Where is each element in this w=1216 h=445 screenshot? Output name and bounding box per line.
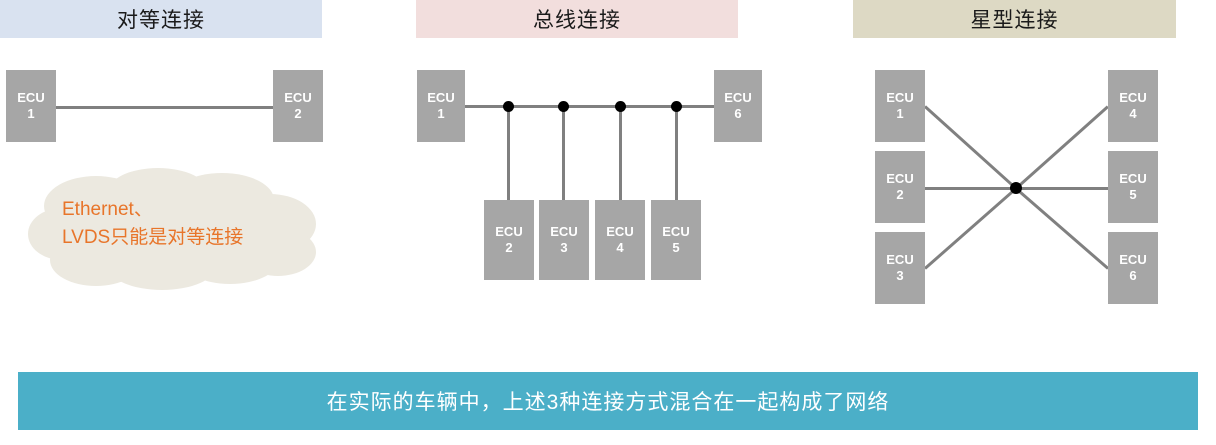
ecu-label: ECU (427, 90, 454, 106)
ecu-box-star-4: ECU 4 (1108, 70, 1158, 142)
ecu-label: ECU (886, 252, 913, 268)
star-hub-dot (1010, 182, 1022, 194)
star-spoke-line-4 (1015, 106, 1109, 190)
ecu-label: ECU (284, 90, 311, 106)
star-spoke-line-5 (1016, 187, 1108, 190)
ecu-number: 2 (505, 240, 512, 256)
summary-banner-text: 在实际的车辆中，上述3种连接方式混合在一起构成了网络 (327, 386, 890, 416)
star-spoke-line-6 (1015, 187, 1109, 269)
ecu-label: ECU (1119, 252, 1146, 268)
bus-drop-line-3 (562, 105, 565, 203)
ecu-box-bus-4: ECU 4 (595, 200, 645, 280)
ecu-number: 3 (896, 268, 903, 284)
ecu-number: 4 (1129, 106, 1136, 122)
ecu-number: 4 (616, 240, 623, 256)
panel-header-bus: 总线连接 (416, 0, 738, 38)
ecu-label: ECU (17, 90, 44, 106)
cloud-callout-text: Ethernet、 LVDS只能是对等连接 (62, 196, 322, 251)
star-spoke-line-1 (924, 105, 1017, 190)
ecu-label: ECU (886, 90, 913, 106)
ecu-label: ECU (886, 171, 913, 187)
panel-title-bus: 总线连接 (533, 4, 621, 34)
ecu-number: 1 (27, 106, 34, 122)
ecu-number: 6 (1129, 268, 1136, 284)
bus-junction-dot-4 (671, 101, 682, 112)
bus-drop-line-2 (507, 105, 510, 203)
peer-link-line (50, 106, 280, 109)
ecu-number: 3 (560, 240, 567, 256)
bus-junction-dot-2 (558, 101, 569, 112)
bus-junction-dot-3 (615, 101, 626, 112)
panel-title-star: 星型连接 (971, 4, 1059, 34)
bus-junction-dot-1 (503, 101, 514, 112)
ecu-box-star-3: ECU 3 (875, 232, 925, 304)
ecu-box-bus-5: ECU 5 (651, 200, 701, 280)
ecu-box-peer-2: ECU 2 (273, 70, 323, 142)
ecu-number: 2 (294, 106, 301, 122)
ecu-label: ECU (724, 90, 751, 106)
panel-header-star: 星型连接 (853, 0, 1176, 38)
ecu-number: 5 (672, 240, 679, 256)
ecu-box-star-2: ECU 2 (875, 151, 925, 223)
ecu-number: 1 (896, 106, 903, 122)
ecu-box-star-6: ECU 6 (1108, 232, 1158, 304)
ecu-box-bus-1: ECU 1 (417, 70, 465, 142)
bus-drop-line-5 (675, 105, 678, 203)
ecu-number: 6 (734, 106, 741, 122)
ecu-box-star-1: ECU 1 (875, 70, 925, 142)
diagram-canvas: 对等连接 ECU 1 ECU 2 Ethernet、 LVDS只能是对等连 (0, 0, 1216, 445)
ecu-label: ECU (495, 224, 522, 240)
ecu-label: ECU (1119, 171, 1146, 187)
ecu-label: ECU (550, 224, 577, 240)
ecu-box-bus-6: ECU 6 (714, 70, 762, 142)
ecu-label: ECU (606, 224, 633, 240)
ecu-box-peer-1: ECU 1 (6, 70, 56, 142)
panel-header-peer: 对等连接 (0, 0, 322, 38)
summary-banner: 在实际的车辆中，上述3种连接方式混合在一起构成了网络 (18, 372, 1198, 430)
ecu-label: ECU (1119, 90, 1146, 106)
ecu-box-star-5: ECU 5 (1108, 151, 1158, 223)
bus-drop-line-4 (619, 105, 622, 203)
ecu-box-bus-2: ECU 2 (484, 200, 534, 280)
star-spoke-line-3 (924, 187, 1018, 270)
ecu-number: 2 (896, 187, 903, 203)
ecu-number: 5 (1129, 187, 1136, 203)
star-spoke-line-2 (925, 187, 1016, 190)
panel-title-peer: 对等连接 (117, 4, 205, 34)
ecu-box-bus-3: ECU 3 (539, 200, 589, 280)
ecu-label: ECU (662, 224, 689, 240)
ecu-number: 1 (437, 106, 444, 122)
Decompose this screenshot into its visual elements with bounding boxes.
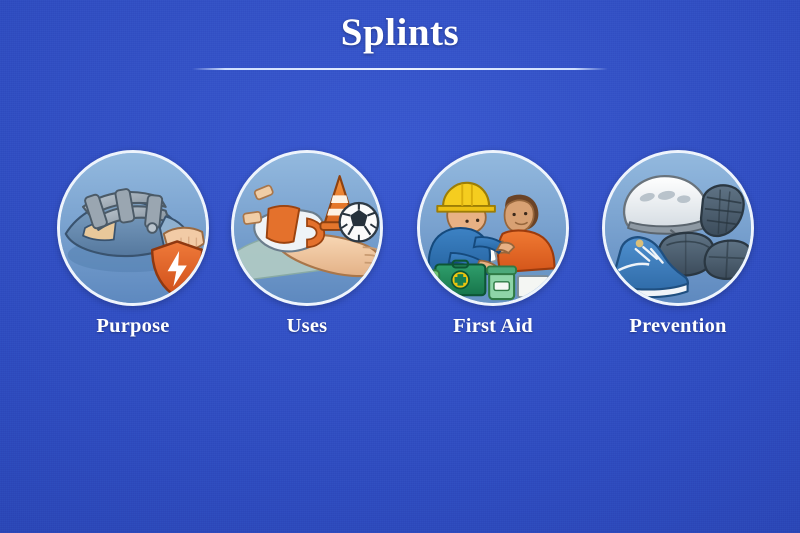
bubble-purpose[interactable] [57, 150, 209, 306]
page-title: Splints [0, 10, 800, 55]
card-purpose[interactable]: Purpose [57, 150, 209, 338]
card-prevention[interactable]: Prevention [602, 150, 754, 338]
first-aid-responder-icon [420, 153, 566, 303]
title-divider [192, 68, 608, 70]
bubble-uses[interactable] [231, 150, 383, 306]
protective-gear-icon [605, 153, 751, 303]
card-label-first-aid: First Aid [417, 315, 569, 338]
infographic-canvas: Splints [0, 0, 800, 533]
card-first-aid[interactable]: First Aid [417, 150, 569, 338]
bubble-prevention[interactable] [602, 150, 754, 306]
card-label-prevention: Prevention [602, 315, 754, 338]
card-uses[interactable]: Uses [231, 150, 383, 338]
wrist-splint-with-sports-gear-icon [234, 153, 380, 303]
splinted-leg-with-protection-shield-icon [60, 153, 206, 303]
card-label-purpose: Purpose [57, 315, 209, 338]
card-row: Purpose [0, 150, 800, 360]
card-label-uses: Uses [231, 315, 383, 338]
bubble-first-aid[interactable] [417, 150, 569, 306]
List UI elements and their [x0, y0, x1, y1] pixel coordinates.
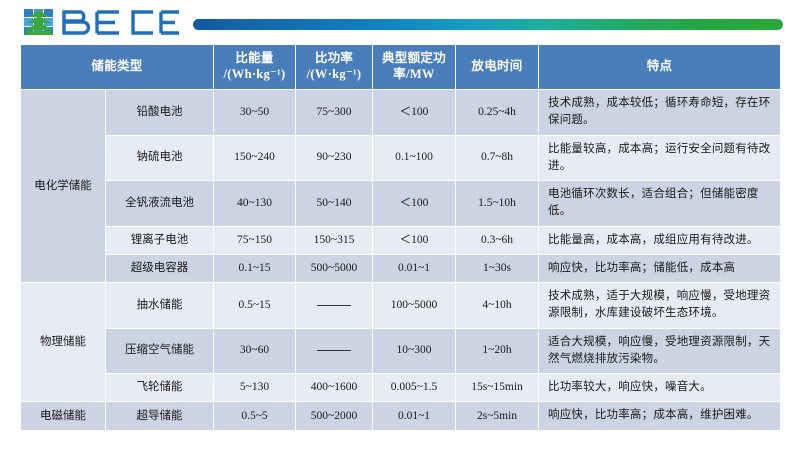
- em-dash-rule: [317, 350, 351, 351]
- header-label: 特点: [647, 59, 673, 73]
- cell-rated-power: ＜100: [373, 226, 456, 254]
- column-header-specific-power: 比功率 /(W·kg⁻¹): [296, 45, 373, 90]
- table-row: 飞轮储能 5~130 400~1600 0.005~1.5 15s~15min …: [21, 374, 781, 402]
- cell-features: 比能量高，成本高，成组应用有待改进。: [539, 226, 781, 254]
- cell-storage-type: 飞轮储能: [106, 374, 214, 402]
- cell-discharge-time: 2s~5min: [456, 402, 539, 430]
- table-row: 超级电容器 0.1~15 500~5000 0.01~1 1~30s 响应快，比…: [21, 254, 781, 282]
- column-header-specific-energy: 比能量 /(Wh·kg⁻¹): [214, 45, 296, 90]
- cell-specific-energy: 5~130: [214, 374, 296, 402]
- cell-specific-energy: 30~50: [214, 90, 296, 136]
- table-row: 物理储能 抽水储能 0.5~15 100~5000 4~10h 技术成熟，适于大…: [21, 283, 781, 329]
- header-sublabel: /(Wh·kg⁻¹): [214, 67, 295, 83]
- cell-features: 响应快，比功率高；成本高，维护困难。: [539, 402, 781, 430]
- table-header-row: 储能类型 比能量 /(Wh·kg⁻¹) 比功率 /(W·kg⁻¹) 典型额定功 …: [21, 45, 781, 90]
- cell-specific-energy: 40~130: [214, 181, 296, 227]
- cell-discharge-time: 4~10h: [456, 283, 539, 329]
- cell-specific-energy: 75~150: [214, 226, 296, 254]
- table-row: 锂离子电池 75~150 150~315 ＜100 0.3~6h 比能量高，成本…: [21, 226, 781, 254]
- cell-storage-type: 抽水储能: [106, 283, 214, 329]
- cell-specific-energy: 150~240: [214, 135, 296, 181]
- cell-specific-power: 500~2000: [296, 402, 373, 430]
- cell-storage-type: 超级电容器: [106, 254, 214, 282]
- header-label: 比能量: [235, 51, 273, 65]
- table-body: 电化学储能 铅酸电池 30~50 75~300 ＜100 0.25~4h 技术成…: [21, 90, 781, 431]
- cell-specific-energy: 30~60: [214, 328, 296, 374]
- table-row: 全钒液流电池 40~130 50~140 ＜100 1.5~10h 电池循环次数…: [21, 181, 781, 227]
- cell-specific-power: 90~230: [296, 135, 373, 181]
- column-header-discharge-time: 放电时间: [456, 45, 539, 90]
- header-label: 储能类型: [91, 59, 142, 73]
- group-label-physical: 物理储能: [21, 283, 106, 402]
- table-row: 电磁储能 超导储能 0.5~5 500~2000 0.01~1 2s~5min …: [21, 402, 781, 430]
- cell-storage-type: 超导储能: [106, 402, 214, 430]
- table-row: 钠硫电池 150~240 90~230 0.1~100 0.7~8h 比能量较高…: [21, 135, 781, 181]
- cell-specific-power: 400~1600: [296, 374, 373, 402]
- group-label-electrochemical: 电化学储能: [21, 90, 106, 283]
- cell-discharge-time: 0.3~6h: [456, 226, 539, 254]
- cell-specific-energy: 0.5~5: [214, 402, 296, 430]
- cell-rated-power: 0.1~100: [373, 135, 456, 181]
- cell-discharge-time: 15s~15min: [456, 374, 539, 402]
- cell-specific-energy: 0.1~15: [214, 254, 296, 282]
- cell-storage-type: 铅酸电池: [106, 90, 214, 136]
- cell-features: 技术成熟，成本较低；循环寿命短，存在环保问题。: [539, 90, 781, 136]
- cell-specific-power: 150~315: [296, 226, 373, 254]
- cell-discharge-time: 1~30s: [456, 254, 539, 282]
- cell-specific-power: 50~140: [296, 181, 373, 227]
- header-label: 比功率: [315, 51, 353, 65]
- cell-features: 响应快，比功率高；储能低，成本高: [539, 254, 781, 282]
- cell-rated-power: 0.01~1: [373, 402, 456, 430]
- header-sublabel: /(W·kg⁻¹): [296, 67, 372, 83]
- column-header-rated-power: 典型额定功 率/MW: [373, 45, 456, 90]
- pagoda-grid-logo-icon: [24, 9, 54, 36]
- cell-specific-power: 500~5000: [296, 254, 373, 282]
- cell-rated-power: 10~300: [373, 328, 456, 374]
- cell-features: 电池循环次数长，适合组合；但储能密度低。: [539, 181, 781, 227]
- group-label-electromagnetic: 电磁储能: [21, 402, 106, 430]
- column-header-features: 特点: [539, 45, 781, 90]
- storage-comparison-table-wrap: 储能类型 比能量 /(Wh·kg⁻¹) 比功率 /(W·kg⁻¹) 典型额定功 …: [20, 44, 780, 431]
- accent-gradient-bar: [193, 19, 783, 30]
- cell-features: 比功率较大，响应快，噪音大。: [539, 374, 781, 402]
- cell-storage-type: 钠硫电池: [106, 135, 214, 181]
- cell-discharge-time: 1.5~10h: [456, 181, 539, 227]
- header-sublabel: 率/MW: [373, 67, 455, 83]
- logo-wordmark: [61, 9, 181, 36]
- cell-storage-type: 全钒液流电池: [106, 181, 214, 227]
- cell-features: 比能量较高，成本高；运行安全问题有待改进。: [539, 135, 781, 181]
- cell-storage-type: 锂离子电池: [106, 226, 214, 254]
- cell-specific-power: [296, 283, 373, 329]
- storage-comparison-table: 储能类型 比能量 /(Wh·kg⁻¹) 比功率 /(W·kg⁻¹) 典型额定功 …: [20, 44, 781, 431]
- cell-discharge-time: 0.7~8h: [456, 135, 539, 181]
- table-row: 电化学储能 铅酸电池 30~50 75~300 ＜100 0.25~4h 技术成…: [21, 90, 781, 136]
- brand-header: [0, 0, 800, 44]
- cell-rated-power: 0.005~1.5: [373, 374, 456, 402]
- header-label: 典型额定功: [382, 51, 446, 65]
- em-dash-rule: [317, 305, 351, 306]
- cell-specific-power: [296, 328, 373, 374]
- logo: [24, 9, 181, 36]
- cell-specific-energy: 0.5~15: [214, 283, 296, 329]
- cell-rated-power: 100~5000: [373, 283, 456, 329]
- column-header-storage-type: 储能类型: [21, 45, 214, 90]
- cell-rated-power: ＜100: [373, 90, 456, 136]
- cell-rated-power: 0.01~1: [373, 254, 456, 282]
- cell-discharge-time: 1~20h: [456, 328, 539, 374]
- header-label: 放电时间: [471, 59, 522, 73]
- cell-discharge-time: 0.25~4h: [456, 90, 539, 136]
- cell-specific-power: 75~300: [296, 90, 373, 136]
- cell-storage-type: 压缩空气储能: [106, 328, 214, 374]
- table-row: 压缩空气储能 30~60 10~300 1~20h 适合大规模，响应慢，受地理资…: [21, 328, 781, 374]
- cell-rated-power: ＜100: [373, 181, 456, 227]
- cell-features: 适合大规模，响应慢，受地理资源限制，天然气燃烧排放污染物。: [539, 328, 781, 374]
- cell-features: 技术成熟，适于大规模，响应慢，受地理资源限制，水库建设破坏生态环境。: [539, 283, 781, 329]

• • • •

» **Written task**
Rewrite the material from the line with "ecu-label: ECU (427, 90, 454, 106)" up to and including the line with "ecu-label: ECU (284, 90, 311, 106)", changing "star-hub-dot" to "star-center-dot" and leaving everything else the same. Give only those lines.

» **Exercise solution**
ecu-label: ECU (427, 90, 454, 106)
ecu-box-star-4: ECU 4 (1108, 70, 1158, 142)
ecu-label: ECU (886, 252, 913, 268)
star-center-dot (1010, 182, 1022, 194)
star-spoke-line-4 (1015, 106, 1109, 190)
ecu-label: ECU (284, 90, 311, 106)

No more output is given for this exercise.